__Required work__:
Reproduce the records below in full and exactly, without their images.

** begin Task input **

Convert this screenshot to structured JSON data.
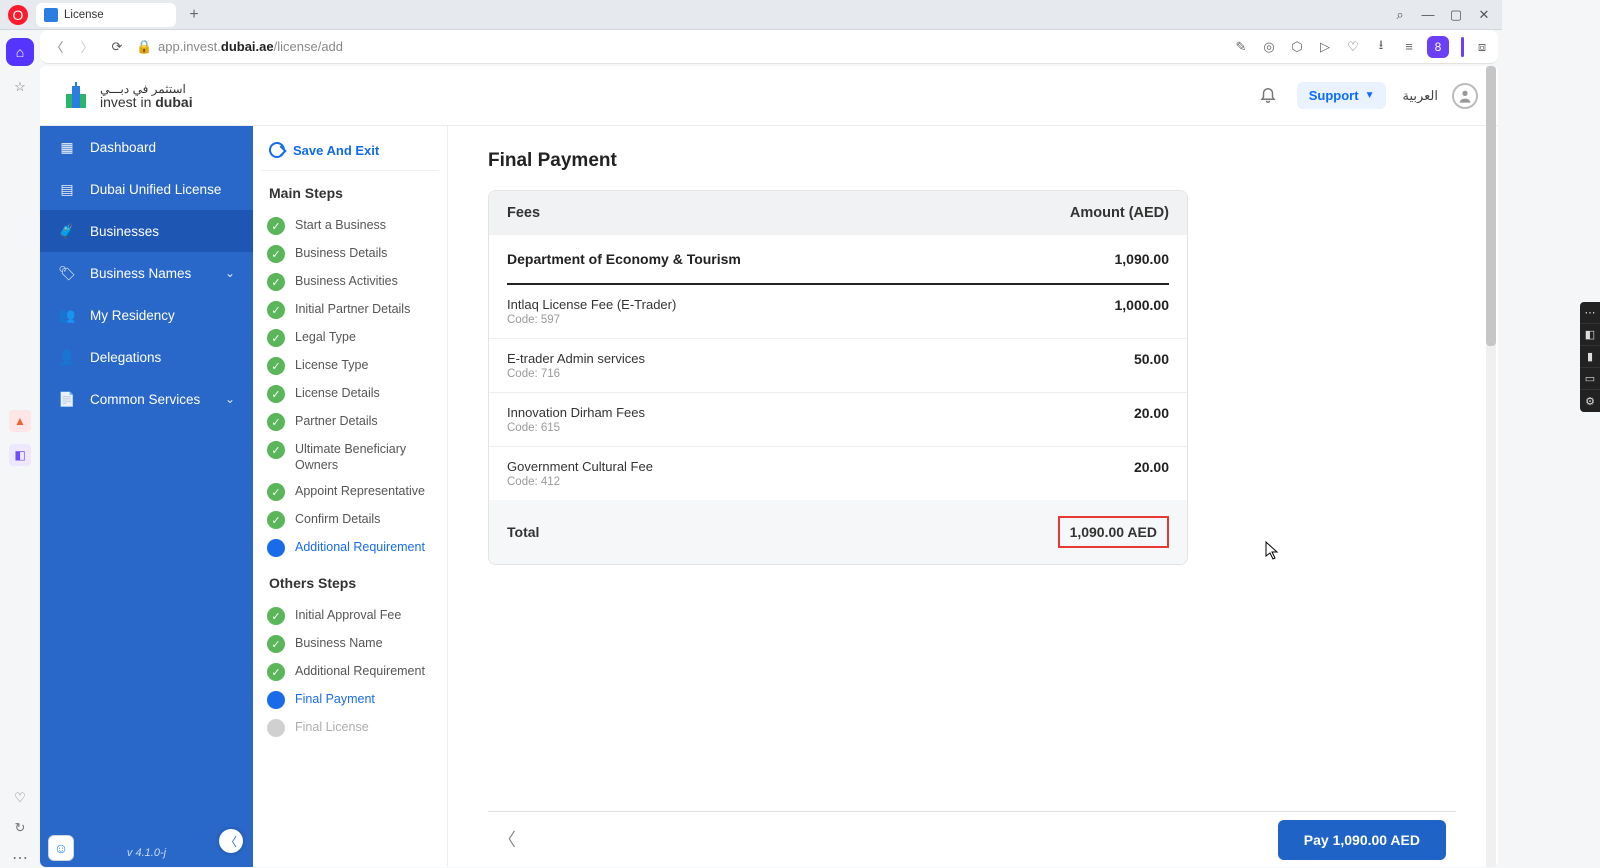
{
  "browser": {
    "tab_title": "License",
    "url_host": "dubai.ae",
    "url_pre": "app.invest.",
    "url_path": "/license/add"
  },
  "header": {
    "logo_ar": "استثمر في دبـــي",
    "logo_en_pre": "invest in ",
    "logo_en_bold": "dubai",
    "support": "Support",
    "language": "العربية"
  },
  "sidebar": {
    "items": [
      {
        "id": "dashboard",
        "label": "Dashboard"
      },
      {
        "id": "dul",
        "label": "Dubai Unified License"
      },
      {
        "id": "businesses",
        "label": "Businesses",
        "active": true
      },
      {
        "id": "names",
        "label": "Business Names",
        "expandable": true
      },
      {
        "id": "residency",
        "label": "My Residency"
      },
      {
        "id": "delegations",
        "label": "Delegations"
      },
      {
        "id": "common",
        "label": "Common Services",
        "expandable": true
      }
    ],
    "version": "v 4.1.0-j"
  },
  "steps": {
    "save_exit": "Save And Exit",
    "main_title": "Main Steps",
    "others_title": "Others Steps",
    "main": [
      {
        "label": "Start a Business",
        "state": "done"
      },
      {
        "label": "Business Details",
        "state": "done"
      },
      {
        "label": "Business Activities",
        "state": "done"
      },
      {
        "label": "Initial Partner Details",
        "state": "done"
      },
      {
        "label": "Legal Type",
        "state": "done"
      },
      {
        "label": "License Type",
        "state": "done"
      },
      {
        "label": "License Details",
        "state": "done"
      },
      {
        "label": "Partner Details",
        "state": "done"
      },
      {
        "label": "Ultimate Beneficiary Owners",
        "state": "done"
      },
      {
        "label": "Appoint Representative",
        "state": "done"
      },
      {
        "label": "Confirm Details",
        "state": "done"
      },
      {
        "label": "Additional Requirement",
        "state": "active"
      }
    ],
    "others": [
      {
        "label": "Initial Approval Fee",
        "state": "done"
      },
      {
        "label": "Business Name",
        "state": "done"
      },
      {
        "label": "Additional Requirement",
        "state": "done"
      },
      {
        "label": "Final Payment",
        "state": "active"
      },
      {
        "label": "Final License",
        "state": "pending"
      }
    ]
  },
  "page": {
    "title": "Final Payment",
    "fees_label": "Fees",
    "amount_label": "Amount (AED)",
    "dept_name": "Department of Economy & Tourism",
    "dept_total": "1,090.00",
    "fees": [
      {
        "name": "Intlaq License Fee (E-Trader)",
        "code": "Code: 597",
        "amount": "1,000.00"
      },
      {
        "name": "E-trader Admin services",
        "code": "Code: 716",
        "amount": "50.00"
      },
      {
        "name": "Innovation Dirham Fees",
        "code": "Code: 615",
        "amount": "20.00"
      },
      {
        "name": "Government Cultural Fee",
        "code": "Code: 412",
        "amount": "20.00"
      }
    ],
    "total_label": "Total",
    "total_value": "1,090.00 AED",
    "pay_button": "Pay 1,090.00 AED"
  }
}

** end Task input **

__Expected answer__:
Convert this screenshot to structured JSON data.
{
  "browser": {
    "tab_title": "License",
    "url_host": "dubai.ae",
    "url_pre": "app.invest.",
    "url_path": "/license/add"
  },
  "header": {
    "logo_ar": "استثمر في دبـــي",
    "logo_en_pre": "invest in ",
    "logo_en_bold": "dubai",
    "support": "Support",
    "language": "العربية"
  },
  "sidebar": {
    "items": [
      {
        "id": "dashboard",
        "label": "Dashboard"
      },
      {
        "id": "dul",
        "label": "Dubai Unified License"
      },
      {
        "id": "businesses",
        "label": "Businesses",
        "active": true
      },
      {
        "id": "names",
        "label": "Business Names",
        "expandable": true
      },
      {
        "id": "residency",
        "label": "My Residency"
      },
      {
        "id": "delegations",
        "label": "Delegations"
      },
      {
        "id": "common",
        "label": "Common Services",
        "expandable": true
      }
    ],
    "version": "v 4.1.0-j"
  },
  "steps": {
    "save_exit": "Save And Exit",
    "main_title": "Main Steps",
    "others_title": "Others Steps",
    "main": [
      {
        "label": "Start a Business",
        "state": "done"
      },
      {
        "label": "Business Details",
        "state": "done"
      },
      {
        "label": "Business Activities",
        "state": "done"
      },
      {
        "label": "Initial Partner Details",
        "state": "done"
      },
      {
        "label": "Legal Type",
        "state": "done"
      },
      {
        "label": "License Type",
        "state": "done"
      },
      {
        "label": "License Details",
        "state": "done"
      },
      {
        "label": "Partner Details",
        "state": "done"
      },
      {
        "label": "Ultimate Beneficiary Owners",
        "state": "done"
      },
      {
        "label": "Appoint Representative",
        "state": "done"
      },
      {
        "label": "Confirm Details",
        "state": "done"
      },
      {
        "label": "Additional Requirement",
        "state": "active"
      }
    ],
    "others": [
      {
        "label": "Initial Approval Fee",
        "state": "done"
      },
      {
        "label": "Business Name",
        "state": "done"
      },
      {
        "label": "Additional Requirement",
        "state": "done"
      },
      {
        "label": "Final Payment",
        "state": "active"
      },
      {
        "label": "Final License",
        "state": "pending"
      }
    ]
  },
  "page": {
    "title": "Final Payment",
    "fees_label": "Fees",
    "amount_label": "Amount (AED)",
    "dept_name": "Department of Economy & Tourism",
    "dept_total": "1,090.00",
    "fees": [
      {
        "name": "Intlaq License Fee (E-Trader)",
        "code": "Code: 597",
        "amount": "1,000.00"
      },
      {
        "name": "E-trader Admin services",
        "code": "Code: 716",
        "amount": "50.00"
      },
      {
        "name": "Innovation Dirham Fees",
        "code": "Code: 615",
        "amount": "20.00"
      },
      {
        "name": "Government Cultural Fee",
        "code": "Code: 412",
        "amount": "20.00"
      }
    ],
    "total_label": "Total",
    "total_value": "1,090.00 AED",
    "pay_button": "Pay 1,090.00 AED"
  }
}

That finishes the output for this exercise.